-- EXERCISE PROMPT --
Reproduce every line of the listing as written, apart from the pictures.

(begin)

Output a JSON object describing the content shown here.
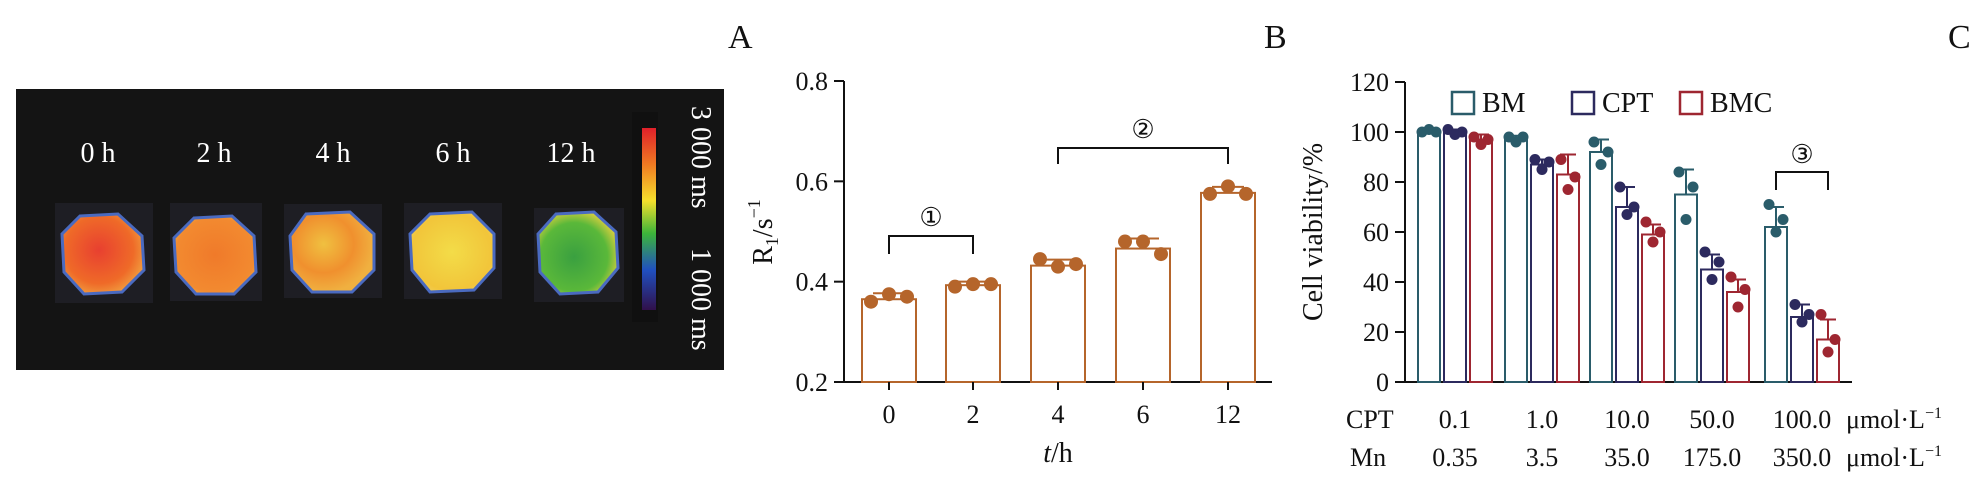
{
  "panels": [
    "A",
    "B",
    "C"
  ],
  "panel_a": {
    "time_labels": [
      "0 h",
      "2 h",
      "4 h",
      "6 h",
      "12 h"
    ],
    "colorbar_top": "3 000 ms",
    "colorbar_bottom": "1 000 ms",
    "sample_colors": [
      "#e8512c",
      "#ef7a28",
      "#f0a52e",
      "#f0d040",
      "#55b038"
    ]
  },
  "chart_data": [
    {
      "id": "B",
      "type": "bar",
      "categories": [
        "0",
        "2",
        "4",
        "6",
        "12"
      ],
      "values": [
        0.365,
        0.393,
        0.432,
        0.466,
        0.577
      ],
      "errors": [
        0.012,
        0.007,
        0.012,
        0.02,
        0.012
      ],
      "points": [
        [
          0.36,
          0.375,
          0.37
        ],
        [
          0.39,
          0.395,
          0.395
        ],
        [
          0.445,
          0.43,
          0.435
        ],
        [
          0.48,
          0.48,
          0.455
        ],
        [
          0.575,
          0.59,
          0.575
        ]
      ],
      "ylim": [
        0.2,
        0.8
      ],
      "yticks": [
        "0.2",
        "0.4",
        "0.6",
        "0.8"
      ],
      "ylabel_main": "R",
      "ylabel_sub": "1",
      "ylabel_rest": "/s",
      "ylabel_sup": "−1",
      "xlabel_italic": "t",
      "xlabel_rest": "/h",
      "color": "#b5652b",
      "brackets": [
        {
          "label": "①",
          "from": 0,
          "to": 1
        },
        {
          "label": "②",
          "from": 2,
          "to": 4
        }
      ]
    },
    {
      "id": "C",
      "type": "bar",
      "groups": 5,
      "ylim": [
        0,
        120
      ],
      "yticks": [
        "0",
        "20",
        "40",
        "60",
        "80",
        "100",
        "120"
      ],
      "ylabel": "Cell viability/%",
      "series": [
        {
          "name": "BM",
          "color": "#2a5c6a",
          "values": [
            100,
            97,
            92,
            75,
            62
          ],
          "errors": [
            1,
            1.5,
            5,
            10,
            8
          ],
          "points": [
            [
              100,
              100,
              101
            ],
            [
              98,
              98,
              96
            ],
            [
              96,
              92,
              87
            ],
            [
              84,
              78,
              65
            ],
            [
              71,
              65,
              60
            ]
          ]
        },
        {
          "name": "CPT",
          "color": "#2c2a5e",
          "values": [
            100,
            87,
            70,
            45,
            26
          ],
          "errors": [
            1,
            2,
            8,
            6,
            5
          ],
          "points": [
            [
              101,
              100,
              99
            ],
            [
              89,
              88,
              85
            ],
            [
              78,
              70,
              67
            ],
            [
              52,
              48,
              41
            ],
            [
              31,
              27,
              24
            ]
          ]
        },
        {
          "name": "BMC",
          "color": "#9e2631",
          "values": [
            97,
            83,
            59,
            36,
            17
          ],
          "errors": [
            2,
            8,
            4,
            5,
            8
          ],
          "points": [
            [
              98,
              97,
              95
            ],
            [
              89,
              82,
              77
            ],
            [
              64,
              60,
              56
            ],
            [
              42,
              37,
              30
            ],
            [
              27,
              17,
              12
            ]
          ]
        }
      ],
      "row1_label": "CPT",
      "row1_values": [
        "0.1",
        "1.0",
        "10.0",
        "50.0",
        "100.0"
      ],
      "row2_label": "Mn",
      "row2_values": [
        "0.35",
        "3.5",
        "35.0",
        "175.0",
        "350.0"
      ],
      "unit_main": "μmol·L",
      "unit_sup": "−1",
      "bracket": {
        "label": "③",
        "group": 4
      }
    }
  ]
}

(end)

-- FINISHED ANSWER --
Output a JSON object describing the content shown here.
{
  "panels": [
    "A",
    "B",
    "C"
  ],
  "panel_a": {
    "time_labels": [
      "0 h",
      "2 h",
      "4 h",
      "6 h",
      "12 h"
    ],
    "colorbar_top": "3 000 ms",
    "colorbar_bottom": "1 000 ms",
    "sample_colors": [
      "#e8512c",
      "#ef7a28",
      "#f0a52e",
      "#f0d040",
      "#55b038"
    ]
  },
  "chart_data": [
    {
      "id": "B",
      "type": "bar",
      "categories": [
        "0",
        "2",
        "4",
        "6",
        "12"
      ],
      "values": [
        0.365,
        0.393,
        0.432,
        0.466,
        0.577
      ],
      "errors": [
        0.012,
        0.007,
        0.012,
        0.02,
        0.012
      ],
      "points": [
        [
          0.36,
          0.375,
          0.37
        ],
        [
          0.39,
          0.395,
          0.395
        ],
        [
          0.445,
          0.43,
          0.435
        ],
        [
          0.48,
          0.48,
          0.455
        ],
        [
          0.575,
          0.59,
          0.575
        ]
      ],
      "ylim": [
        0.2,
        0.8
      ],
      "yticks": [
        "0.2",
        "0.4",
        "0.6",
        "0.8"
      ],
      "ylabel_main": "R",
      "ylabel_sub": "1",
      "ylabel_rest": "/s",
      "ylabel_sup": "−1",
      "xlabel_italic": "t",
      "xlabel_rest": "/h",
      "color": "#b5652b",
      "brackets": [
        {
          "label": "①",
          "from": 0,
          "to": 1
        },
        {
          "label": "②",
          "from": 2,
          "to": 4
        }
      ]
    },
    {
      "id": "C",
      "type": "bar",
      "groups": 5,
      "ylim": [
        0,
        120
      ],
      "yticks": [
        "0",
        "20",
        "40",
        "60",
        "80",
        "100",
        "120"
      ],
      "ylabel": "Cell viability/%",
      "series": [
        {
          "name": "BM",
          "color": "#2a5c6a",
          "values": [
            100,
            97,
            92,
            75,
            62
          ],
          "errors": [
            1,
            1.5,
            5,
            10,
            8
          ],
          "points": [
            [
              100,
              100,
              101
            ],
            [
              98,
              98,
              96
            ],
            [
              96,
              92,
              87
            ],
            [
              84,
              78,
              65
            ],
            [
              71,
              65,
              60
            ]
          ]
        },
        {
          "name": "CPT",
          "color": "#2c2a5e",
          "values": [
            100,
            87,
            70,
            45,
            26
          ],
          "errors": [
            1,
            2,
            8,
            6,
            5
          ],
          "points": [
            [
              101,
              100,
              99
            ],
            [
              89,
              88,
              85
            ],
            [
              78,
              70,
              67
            ],
            [
              52,
              48,
              41
            ],
            [
              31,
              27,
              24
            ]
          ]
        },
        {
          "name": "BMC",
          "color": "#9e2631",
          "values": [
            97,
            83,
            59,
            36,
            17
          ],
          "errors": [
            2,
            8,
            4,
            5,
            8
          ],
          "points": [
            [
              98,
              97,
              95
            ],
            [
              89,
              82,
              77
            ],
            [
              64,
              60,
              56
            ],
            [
              42,
              37,
              30
            ],
            [
              27,
              17,
              12
            ]
          ]
        }
      ],
      "row1_label": "CPT",
      "row1_values": [
        "0.1",
        "1.0",
        "10.0",
        "50.0",
        "100.0"
      ],
      "row2_label": "Mn",
      "row2_values": [
        "0.35",
        "3.5",
        "35.0",
        "175.0",
        "350.0"
      ],
      "unit_main": "μmol·L",
      "unit_sup": "−1",
      "bracket": {
        "label": "③",
        "group": 4
      }
    }
  ]
}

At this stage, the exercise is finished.